> What you have to do
Output the full listing below exactly, without the pictures.

> Input data
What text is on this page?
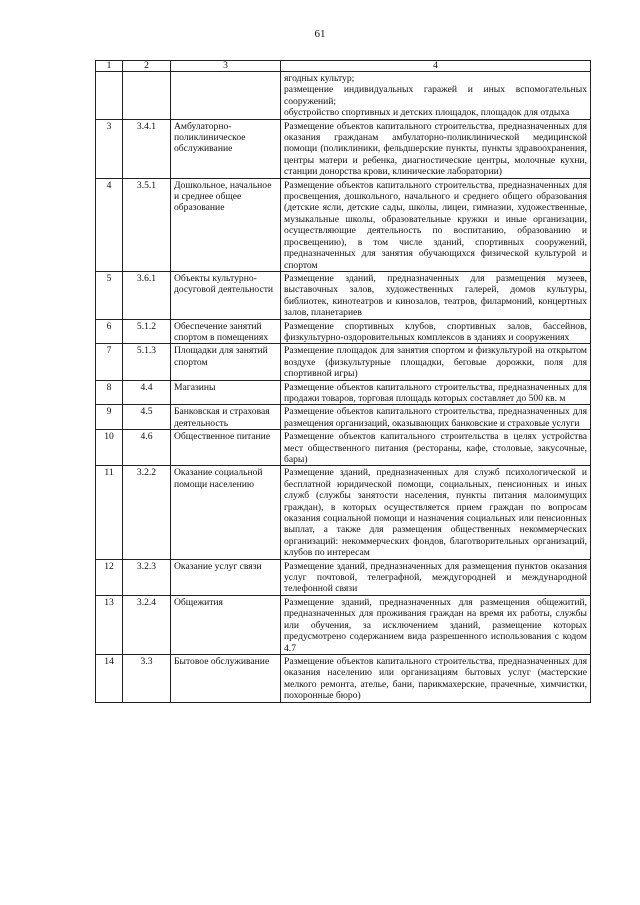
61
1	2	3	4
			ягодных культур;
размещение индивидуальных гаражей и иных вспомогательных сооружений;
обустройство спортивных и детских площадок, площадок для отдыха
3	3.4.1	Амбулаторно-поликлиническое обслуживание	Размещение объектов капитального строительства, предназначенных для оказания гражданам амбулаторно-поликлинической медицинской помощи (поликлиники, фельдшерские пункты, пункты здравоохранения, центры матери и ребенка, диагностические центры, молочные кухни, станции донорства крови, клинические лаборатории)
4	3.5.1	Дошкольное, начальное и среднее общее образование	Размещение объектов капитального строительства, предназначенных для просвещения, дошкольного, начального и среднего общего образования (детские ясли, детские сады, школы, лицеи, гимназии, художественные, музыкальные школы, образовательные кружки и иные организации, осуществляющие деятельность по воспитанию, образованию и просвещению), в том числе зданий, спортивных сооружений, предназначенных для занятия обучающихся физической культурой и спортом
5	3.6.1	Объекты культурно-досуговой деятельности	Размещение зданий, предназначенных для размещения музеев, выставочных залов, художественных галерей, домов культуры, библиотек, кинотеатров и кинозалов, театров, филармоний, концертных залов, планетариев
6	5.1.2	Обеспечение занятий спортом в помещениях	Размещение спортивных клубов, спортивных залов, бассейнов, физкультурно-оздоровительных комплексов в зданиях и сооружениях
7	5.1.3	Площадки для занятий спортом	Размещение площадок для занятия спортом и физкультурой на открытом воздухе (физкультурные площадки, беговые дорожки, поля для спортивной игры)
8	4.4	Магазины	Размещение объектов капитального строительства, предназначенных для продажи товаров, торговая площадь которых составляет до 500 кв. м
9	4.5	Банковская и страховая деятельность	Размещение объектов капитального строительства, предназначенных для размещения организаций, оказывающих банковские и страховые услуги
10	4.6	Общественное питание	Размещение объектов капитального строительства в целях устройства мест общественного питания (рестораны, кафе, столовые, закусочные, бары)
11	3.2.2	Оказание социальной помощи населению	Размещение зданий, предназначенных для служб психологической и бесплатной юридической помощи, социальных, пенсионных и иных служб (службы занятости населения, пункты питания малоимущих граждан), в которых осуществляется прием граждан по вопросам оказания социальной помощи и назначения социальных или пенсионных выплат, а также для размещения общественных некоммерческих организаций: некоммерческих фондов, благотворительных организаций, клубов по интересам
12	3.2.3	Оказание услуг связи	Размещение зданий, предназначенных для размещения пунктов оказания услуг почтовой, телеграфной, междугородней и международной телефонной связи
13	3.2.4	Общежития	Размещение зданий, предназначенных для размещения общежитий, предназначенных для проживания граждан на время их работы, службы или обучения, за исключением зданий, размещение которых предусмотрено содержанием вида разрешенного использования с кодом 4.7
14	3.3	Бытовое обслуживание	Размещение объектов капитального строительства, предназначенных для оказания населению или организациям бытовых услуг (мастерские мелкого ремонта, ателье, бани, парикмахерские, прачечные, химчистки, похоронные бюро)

> Output for this task
What text is on this page?
61
1	2	3	4
			ягодных культур;
размещение индивидуальных гаражей и иных вспомогательных сооружений;
обустройство спортивных и детских площадок, площадок для отдыха
3	3.4.1	Амбулаторно-поликлиническое обслуживание	Размещение объектов капитального строительства, предназначенных для оказания гражданам амбулаторно-поликлинической медицинской помощи (поликлиники, фельдшерские пункты, пункты здравоохранения, центры матери и ребенка, диагностические центры, молочные кухни, станции донорства крови, клинические лаборатории)
4	3.5.1	Дошкольное, начальное и среднее общее образование	Размещение объектов капитального строительства, предназначенных для просвещения, дошкольного, начального и среднего общего образования (детские ясли, детские сады, школы, лицеи, гимназии, художественные, музыкальные школы, образовательные кружки и иные организации, осуществляющие деятельность по воспитанию, образованию и просвещению), в том числе зданий, спортивных сооружений, предназначенных для занятия обучающихся физической культурой и спортом
5	3.6.1	Объекты культурно-досуговой деятельности	Размещение зданий, предназначенных для размещения музеев, выставочных залов, художественных галерей, домов культуры, библиотек, кинотеатров и кинозалов, театров, филармоний, концертных залов, планетариев
6	5.1.2	Обеспечение занятий спортом в помещениях	Размещение спортивных клубов, спортивных залов, бассейнов, физкультурно-оздоровительных комплексов в зданиях и сооружениях
7	5.1.3	Площадки для занятий спортом	Размещение площадок для занятия спортом и физкультурой на открытом воздухе (физкультурные площадки, беговые дорожки, поля для спортивной игры)
8	4.4	Магазины	Размещение объектов капитального строительства, предназначенных для продажи товаров, торговая площадь которых составляет до 500 кв. м
9	4.5	Банковская и страховая деятельность	Размещение объектов капитального строительства, предназначенных для размещения организаций, оказывающих банковские и страховые услуги
10	4.6	Общественное питание	Размещение объектов капитального строительства в целях устройства мест общественного питания (рестораны, кафе, столовые, закусочные, бары)
11	3.2.2	Оказание социальной помощи населению	Размещение зданий, предназначенных для служб психологической и бесплатной юридической помощи, социальных, пенсионных и иных служб (службы занятости населения, пункты питания малоимущих граждан), в которых осуществляется прием граждан по вопросам оказания социальной помощи и назначения социальных или пенсионных выплат, а также для размещения общественных некоммерческих организаций: некоммерческих фондов, благотворительных организаций, клубов по интересам
12	3.2.3	Оказание услуг связи	Размещение зданий, предназначенных для размещения пунктов оказания услуг почтовой, телеграфной, междугородней и международной телефонной связи
13	3.2.4	Общежития	Размещение зданий, предназначенных для размещения общежитий, предназначенных для проживания граждан на время их работы, службы или обучения, за исключением зданий, размещение которых предусмотрено содержанием вида разрешенного использования с кодом 4.7
14	3.3	Бытовое обслуживание	Размещение объектов капитального строительства, предназначенных для оказания населению или организациям бытовых услуг (мастерские мелкого ремонта, ателье, бани, парикмахерские, прачечные, химчистки, похоронные бюро)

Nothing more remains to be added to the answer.